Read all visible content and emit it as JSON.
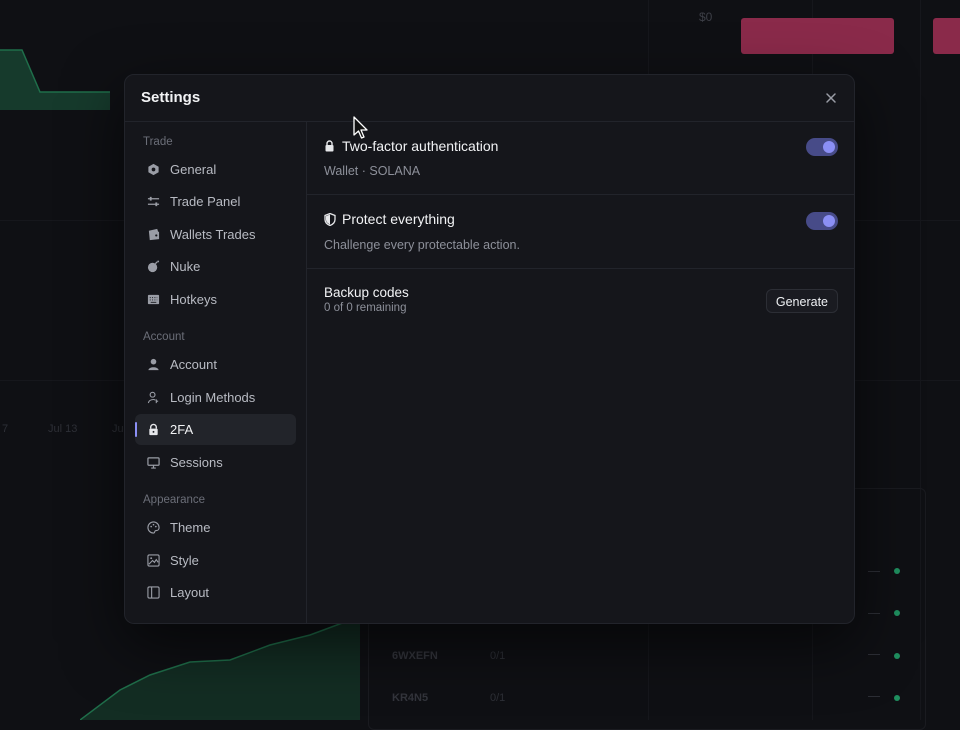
{
  "background": {
    "price_label": "$0",
    "dates": [
      "7",
      "Jul 13",
      "Ju"
    ],
    "rows": [
      {
        "id": "6WXEFN",
        "ratio": "0/1"
      },
      {
        "id": "KR4N5",
        "ratio": "0/1"
      }
    ]
  },
  "modal": {
    "title": "Settings",
    "sidebar": {
      "sections": [
        {
          "label": "Trade",
          "items": [
            {
              "label": "General",
              "icon": "hexagon-icon"
            },
            {
              "label": "Trade Panel",
              "icon": "sliders-icon"
            },
            {
              "label": "Wallets Trades",
              "icon": "wallet-icon"
            },
            {
              "label": "Nuke",
              "icon": "bomb-icon"
            },
            {
              "label": "Hotkeys",
              "icon": "keyboard-icon"
            }
          ]
        },
        {
          "label": "Account",
          "items": [
            {
              "label": "Account",
              "icon": "user-icon"
            },
            {
              "label": "Login Methods",
              "icon": "user-key-icon"
            },
            {
              "label": "2FA",
              "icon": "lock-icon",
              "active": true
            },
            {
              "label": "Sessions",
              "icon": "monitor-icon"
            }
          ]
        },
        {
          "label": "Appearance",
          "items": [
            {
              "label": "Theme",
              "icon": "palette-icon"
            },
            {
              "label": "Style",
              "icon": "image-icon"
            },
            {
              "label": "Layout",
              "icon": "layout-icon"
            }
          ]
        }
      ]
    },
    "settings": {
      "two_factor": {
        "title": "Two-factor authentication",
        "description": "Wallet · SOLANA",
        "enabled": true
      },
      "protect_everything": {
        "title": "Protect everything",
        "description": "Challenge every protectable action.",
        "enabled": true
      },
      "backup_codes": {
        "title": "Backup codes",
        "description": "0 of 0 remaining",
        "button_label": "Generate"
      }
    }
  },
  "colors": {
    "accent": "#8b8ff5",
    "toggle_track": "#474b88",
    "modal_bg": "#15161b",
    "page_bg": "#0f1014"
  }
}
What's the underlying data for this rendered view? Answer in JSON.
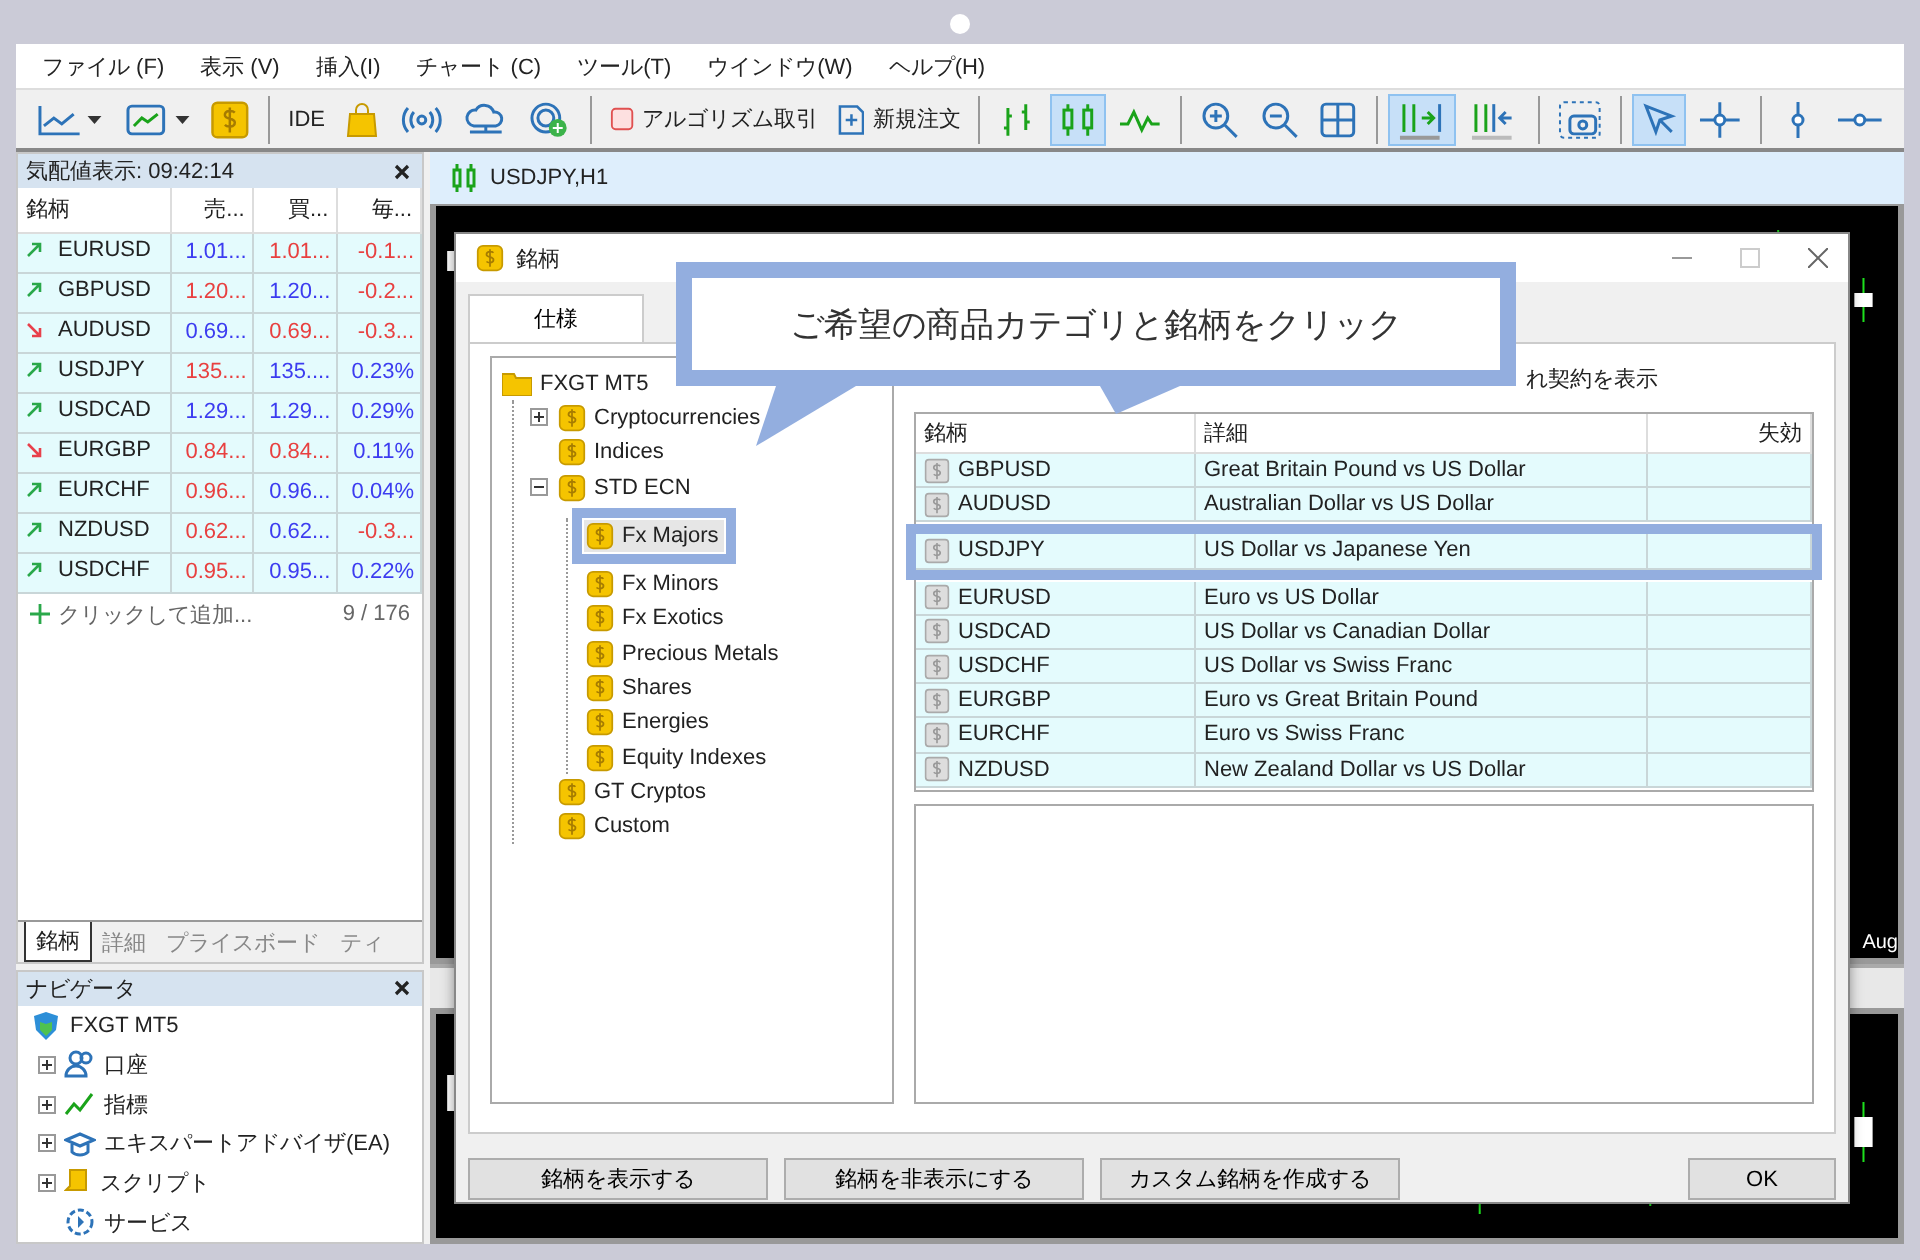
{
  "menu": [
    "ファイル (F)",
    "表示 (V)",
    "挿入(I)",
    "チャート (C)",
    "ツール(T)",
    "ウインドウ(W)",
    "ヘルプ(H)"
  ],
  "toolbar": [
    {
      "kind": "icon",
      "active": false
    },
    {
      "kind": "icon",
      "active": false
    },
    {
      "kind": "icon",
      "active": false
    },
    {
      "kind": "separator"
    },
    {
      "kind": "text",
      "label": "IDE"
    },
    {
      "kind": "icon",
      "active": false
    },
    {
      "kind": "icon",
      "active": false
    },
    {
      "kind": "icon",
      "active": false
    },
    {
      "kind": "icon",
      "active": false
    },
    {
      "kind": "separator"
    },
    {
      "kind": "text",
      "label": "アルゴリズム取引"
    },
    {
      "kind": "text",
      "label": "新規注文"
    },
    {
      "kind": "separator"
    },
    {
      "kind": "icon",
      "active": false
    },
    {
      "kind": "icon",
      "active": true
    },
    {
      "kind": "icon",
      "active": false
    },
    {
      "kind": "separator"
    },
    {
      "kind": "icon",
      "active": false
    },
    {
      "kind": "icon",
      "active": false
    },
    {
      "kind": "icon",
      "active": false
    },
    {
      "kind": "separator"
    },
    {
      "kind": "icon",
      "active": true
    },
    {
      "kind": "icon",
      "active": false
    },
    {
      "kind": "separator"
    },
    {
      "kind": "icon",
      "active": false
    },
    {
      "kind": "separator"
    },
    {
      "kind": "icon",
      "active": true
    },
    {
      "kind": "icon",
      "active": false
    },
    {
      "kind": "separator"
    },
    {
      "kind": "icon",
      "active": false
    },
    {
      "kind": "icon",
      "active": false
    }
  ],
  "market_watch": {
    "title": "気配値表示: 09:42:14",
    "columns": [
      "銘柄",
      "売...",
      "買...",
      "毎..."
    ],
    "rows": [
      {
        "symbol": "EURUSD",
        "rising": true,
        "bid": "1.01...",
        "bid_up": true,
        "ask": "1.01...",
        "ask_up": false,
        "change": "-0.1...",
        "change_up": false
      },
      {
        "symbol": "GBPUSD",
        "rising": true,
        "bid": "1.20...",
        "bid_up": false,
        "ask": "1.20...",
        "ask_up": true,
        "change": "-0.2...",
        "change_up": false
      },
      {
        "symbol": "AUDUSD",
        "rising": false,
        "bid": "0.69...",
        "bid_up": true,
        "ask": "0.69...",
        "ask_up": false,
        "change": "-0.3...",
        "change_up": false
      },
      {
        "symbol": "USDJPY",
        "rising": true,
        "bid": "135....",
        "bid_up": false,
        "ask": "135....",
        "ask_up": true,
        "change": "0.23%",
        "change_up": true
      },
      {
        "symbol": "USDCAD",
        "rising": true,
        "bid": "1.29...",
        "bid_up": true,
        "ask": "1.29...",
        "ask_up": true,
        "change": "0.29%",
        "change_up": true
      },
      {
        "symbol": "EURGBP",
        "rising": false,
        "bid": "0.84...",
        "bid_up": false,
        "ask": "0.84...",
        "ask_up": false,
        "change": "0.11%",
        "change_up": true
      },
      {
        "symbol": "EURCHF",
        "rising": true,
        "bid": "0.96...",
        "bid_up": false,
        "ask": "0.96...",
        "ask_up": true,
        "change": "0.04%",
        "change_up": true
      },
      {
        "symbol": "NZDUSD",
        "rising": true,
        "bid": "0.62...",
        "bid_up": false,
        "ask": "0.62...",
        "ask_up": true,
        "change": "-0.3...",
        "change_up": false
      },
      {
        "symbol": "USDCHF",
        "rising": true,
        "bid": "0.95...",
        "bid_up": false,
        "ask": "0.95...",
        "ask_up": true,
        "change": "0.22%",
        "change_up": true
      }
    ],
    "add_hint": "クリックして追加...",
    "count": "9 / 176",
    "tabs": [
      {
        "label": "銘柄",
        "selected": true
      },
      {
        "label": "詳細",
        "selected": false
      },
      {
        "label": "プライスボード",
        "selected": false
      },
      {
        "label": "ティ",
        "selected": false
      }
    ]
  },
  "navigator": {
    "title": "ナビゲータ",
    "root": "FXGT MT5",
    "items": [
      {
        "label": "口座",
        "expandable": true
      },
      {
        "label": "指標",
        "expandable": true
      },
      {
        "label": "エキスパートアドバイザ(EA)",
        "expandable": true
      },
      {
        "label": "スクリプト",
        "expandable": true
      },
      {
        "label": "サービス",
        "expandable": false
      }
    ]
  },
  "chart": {
    "title": "USDJPY,H1",
    "axis_label": "Aug"
  },
  "dialog": {
    "title": "銘柄",
    "tabs": [
      {
        "label": "仕様",
        "selected": true
      }
    ],
    "tree": {
      "label": "FXGT MT5",
      "children": [
        {
          "label": "Cryptocurrencies",
          "expanded": false
        },
        {
          "label": "Indices"
        },
        {
          "label": "STD ECN",
          "expanded": true,
          "children": [
            {
              "label": "Fx Majors",
              "selected": true
            },
            {
              "label": "Fx Minors",
              "selected": false
            },
            {
              "label": "Fx Exotics",
              "selected": false
            },
            {
              "label": "Precious Metals",
              "selected": false
            },
            {
              "label": "Shares",
              "selected": false
            },
            {
              "label": "Energies",
              "selected": false
            },
            {
              "label": "Equity Indexes",
              "selected": false
            }
          ]
        },
        {
          "label": "GT Cryptos"
        },
        {
          "label": "Custom"
        }
      ]
    },
    "checkbox_label": "れ契約を表示",
    "columns": [
      "銘柄",
      "詳細",
      "失効"
    ],
    "rows": [
      {
        "symbol": "GBPUSD",
        "description": "Great Britain Pound vs US Dollar",
        "highlighted": false
      },
      {
        "symbol": "AUDUSD",
        "description": "Australian Dollar vs US Dollar",
        "highlighted": false
      },
      {
        "symbol": "USDJPY",
        "description": "US Dollar vs Japanese Yen",
        "highlighted": true
      },
      {
        "symbol": "EURUSD",
        "description": "Euro vs US Dollar",
        "highlighted": false
      },
      {
        "symbol": "USDCAD",
        "description": "US Dollar vs Canadian Dollar",
        "highlighted": false
      },
      {
        "symbol": "USDCHF",
        "description": "US Dollar vs Swiss Franc",
        "highlighted": false
      },
      {
        "symbol": "EURGBP",
        "description": "Euro vs Great Britain Pound",
        "highlighted": false
      },
      {
        "symbol": "EURCHF",
        "description": "Euro vs Swiss Franc",
        "highlighted": false
      },
      {
        "symbol": "NZDUSD",
        "description": "New Zealand Dollar vs US Dollar",
        "highlighted": false
      }
    ],
    "buttons": [
      "銘柄を表示する",
      "銘柄を非表示にする",
      "カスタム銘柄を作成する"
    ],
    "ok": "OK"
  },
  "callout": {
    "text": "ご希望の商品カテゴリと銘柄をクリック"
  }
}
********************
:: Stated task ::
Using the listing, collect all lines in which the string "Britain" is found.

:: The solution ::
        "description": "Great Britain Pound vs US Dollar",
        "description": "Euro vs Great Britain Pound",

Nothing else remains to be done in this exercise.